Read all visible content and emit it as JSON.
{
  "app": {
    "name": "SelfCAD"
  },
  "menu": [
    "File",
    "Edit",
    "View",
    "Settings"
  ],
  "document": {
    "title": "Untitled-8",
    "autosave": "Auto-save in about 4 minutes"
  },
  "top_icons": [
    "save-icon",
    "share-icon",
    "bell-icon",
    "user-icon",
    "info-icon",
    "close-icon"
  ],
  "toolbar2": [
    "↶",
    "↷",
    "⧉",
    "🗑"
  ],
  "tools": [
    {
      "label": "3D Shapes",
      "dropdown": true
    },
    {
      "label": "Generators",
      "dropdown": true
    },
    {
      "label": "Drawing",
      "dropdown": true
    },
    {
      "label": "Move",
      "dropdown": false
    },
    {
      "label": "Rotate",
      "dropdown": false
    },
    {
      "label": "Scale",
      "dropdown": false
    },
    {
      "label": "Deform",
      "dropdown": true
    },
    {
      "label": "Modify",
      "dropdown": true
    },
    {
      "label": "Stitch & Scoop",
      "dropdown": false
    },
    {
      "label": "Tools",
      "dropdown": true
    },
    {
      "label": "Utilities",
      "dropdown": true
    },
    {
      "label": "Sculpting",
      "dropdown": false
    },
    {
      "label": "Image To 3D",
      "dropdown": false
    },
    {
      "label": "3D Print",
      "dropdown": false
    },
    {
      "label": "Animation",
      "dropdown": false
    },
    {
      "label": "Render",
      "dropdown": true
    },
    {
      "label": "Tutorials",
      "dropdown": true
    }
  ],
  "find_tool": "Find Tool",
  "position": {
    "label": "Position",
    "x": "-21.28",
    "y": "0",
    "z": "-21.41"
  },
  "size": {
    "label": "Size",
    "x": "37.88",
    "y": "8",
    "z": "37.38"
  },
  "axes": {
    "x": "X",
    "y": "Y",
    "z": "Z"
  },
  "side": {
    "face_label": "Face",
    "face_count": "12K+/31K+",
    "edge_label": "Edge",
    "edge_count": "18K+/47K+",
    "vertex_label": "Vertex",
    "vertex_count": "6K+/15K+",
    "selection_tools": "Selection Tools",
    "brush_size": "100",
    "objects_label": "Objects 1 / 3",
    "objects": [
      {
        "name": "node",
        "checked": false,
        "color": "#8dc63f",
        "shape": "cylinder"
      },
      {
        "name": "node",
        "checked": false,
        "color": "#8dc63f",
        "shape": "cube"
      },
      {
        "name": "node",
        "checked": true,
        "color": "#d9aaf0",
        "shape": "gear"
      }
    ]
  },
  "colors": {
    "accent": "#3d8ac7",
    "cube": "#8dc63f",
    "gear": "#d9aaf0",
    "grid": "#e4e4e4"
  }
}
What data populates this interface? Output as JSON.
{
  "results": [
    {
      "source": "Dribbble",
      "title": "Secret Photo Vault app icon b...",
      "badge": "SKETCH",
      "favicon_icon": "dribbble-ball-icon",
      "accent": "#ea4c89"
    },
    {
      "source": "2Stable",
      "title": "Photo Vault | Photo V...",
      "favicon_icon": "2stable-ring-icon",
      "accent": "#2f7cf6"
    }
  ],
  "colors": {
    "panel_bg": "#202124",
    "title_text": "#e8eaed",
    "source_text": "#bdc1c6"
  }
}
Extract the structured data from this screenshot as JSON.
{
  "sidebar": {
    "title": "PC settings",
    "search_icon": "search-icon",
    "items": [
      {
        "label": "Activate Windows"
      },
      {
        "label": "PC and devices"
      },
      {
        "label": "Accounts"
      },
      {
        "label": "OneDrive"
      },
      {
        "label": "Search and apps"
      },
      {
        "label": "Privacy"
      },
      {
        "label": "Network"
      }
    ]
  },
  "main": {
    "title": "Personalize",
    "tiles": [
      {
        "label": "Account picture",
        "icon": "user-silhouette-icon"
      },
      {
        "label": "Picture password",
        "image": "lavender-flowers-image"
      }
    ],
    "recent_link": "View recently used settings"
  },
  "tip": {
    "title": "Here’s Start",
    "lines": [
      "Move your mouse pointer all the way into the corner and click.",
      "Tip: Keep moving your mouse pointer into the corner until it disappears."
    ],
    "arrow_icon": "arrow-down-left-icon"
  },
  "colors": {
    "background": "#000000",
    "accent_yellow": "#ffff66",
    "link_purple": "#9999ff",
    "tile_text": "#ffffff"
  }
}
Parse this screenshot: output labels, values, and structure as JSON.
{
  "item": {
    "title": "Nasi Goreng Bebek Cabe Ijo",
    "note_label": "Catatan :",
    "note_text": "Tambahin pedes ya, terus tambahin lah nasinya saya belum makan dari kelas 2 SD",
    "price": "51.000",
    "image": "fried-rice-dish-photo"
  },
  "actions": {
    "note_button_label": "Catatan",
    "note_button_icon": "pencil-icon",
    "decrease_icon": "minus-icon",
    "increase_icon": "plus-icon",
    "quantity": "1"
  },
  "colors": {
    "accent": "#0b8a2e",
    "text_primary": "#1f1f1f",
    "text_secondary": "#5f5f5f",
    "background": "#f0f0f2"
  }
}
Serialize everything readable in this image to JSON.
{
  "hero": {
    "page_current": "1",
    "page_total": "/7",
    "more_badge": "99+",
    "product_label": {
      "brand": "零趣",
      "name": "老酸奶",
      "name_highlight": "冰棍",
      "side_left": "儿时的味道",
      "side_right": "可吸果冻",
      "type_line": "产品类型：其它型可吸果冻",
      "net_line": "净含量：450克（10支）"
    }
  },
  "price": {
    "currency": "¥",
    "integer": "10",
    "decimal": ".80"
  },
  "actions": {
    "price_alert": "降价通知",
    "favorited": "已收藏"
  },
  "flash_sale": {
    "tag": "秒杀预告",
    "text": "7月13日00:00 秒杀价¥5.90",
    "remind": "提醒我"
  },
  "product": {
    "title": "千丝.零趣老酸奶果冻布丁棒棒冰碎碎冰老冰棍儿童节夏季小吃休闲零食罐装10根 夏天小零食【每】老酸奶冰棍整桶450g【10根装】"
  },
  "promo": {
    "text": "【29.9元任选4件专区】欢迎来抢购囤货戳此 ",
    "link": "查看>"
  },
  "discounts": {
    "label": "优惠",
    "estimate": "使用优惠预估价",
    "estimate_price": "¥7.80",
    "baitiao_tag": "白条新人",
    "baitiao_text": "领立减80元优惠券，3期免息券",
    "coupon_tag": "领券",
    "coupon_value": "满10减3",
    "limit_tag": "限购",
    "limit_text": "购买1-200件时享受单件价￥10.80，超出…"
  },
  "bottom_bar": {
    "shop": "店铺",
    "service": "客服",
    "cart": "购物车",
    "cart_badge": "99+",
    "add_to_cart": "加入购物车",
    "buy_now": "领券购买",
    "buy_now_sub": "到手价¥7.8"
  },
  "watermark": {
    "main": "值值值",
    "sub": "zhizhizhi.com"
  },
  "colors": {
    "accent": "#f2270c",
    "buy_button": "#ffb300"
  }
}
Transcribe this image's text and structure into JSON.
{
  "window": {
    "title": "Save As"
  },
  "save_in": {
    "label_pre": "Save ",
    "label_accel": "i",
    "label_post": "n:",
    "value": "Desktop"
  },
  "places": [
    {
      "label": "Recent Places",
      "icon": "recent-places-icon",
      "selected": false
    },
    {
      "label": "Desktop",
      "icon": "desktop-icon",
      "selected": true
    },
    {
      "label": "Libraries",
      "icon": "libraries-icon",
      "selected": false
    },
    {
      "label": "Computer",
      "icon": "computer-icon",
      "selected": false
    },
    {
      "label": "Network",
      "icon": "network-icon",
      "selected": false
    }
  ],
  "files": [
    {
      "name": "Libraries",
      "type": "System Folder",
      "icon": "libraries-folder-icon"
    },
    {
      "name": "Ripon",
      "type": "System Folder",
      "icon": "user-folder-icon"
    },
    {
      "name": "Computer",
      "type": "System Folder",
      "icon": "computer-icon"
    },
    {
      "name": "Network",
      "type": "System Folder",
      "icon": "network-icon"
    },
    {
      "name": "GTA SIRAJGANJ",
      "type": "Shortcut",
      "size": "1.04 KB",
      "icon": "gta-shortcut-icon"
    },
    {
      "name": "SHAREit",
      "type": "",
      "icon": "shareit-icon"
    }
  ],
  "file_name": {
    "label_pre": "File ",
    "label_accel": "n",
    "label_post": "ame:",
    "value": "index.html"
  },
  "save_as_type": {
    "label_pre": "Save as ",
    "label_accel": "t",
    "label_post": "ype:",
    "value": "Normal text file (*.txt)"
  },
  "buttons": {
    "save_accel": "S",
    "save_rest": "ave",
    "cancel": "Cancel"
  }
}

> [GIVEN INSTRUCTION] In the records above, find each line holding "mouse" and copy it.

> [WRITTEN RESPONSE]
      "Move your mouse pointer all the way into the corner and click.",
      "Tip: Keep moving your mouse pointer into the corner until it disappears."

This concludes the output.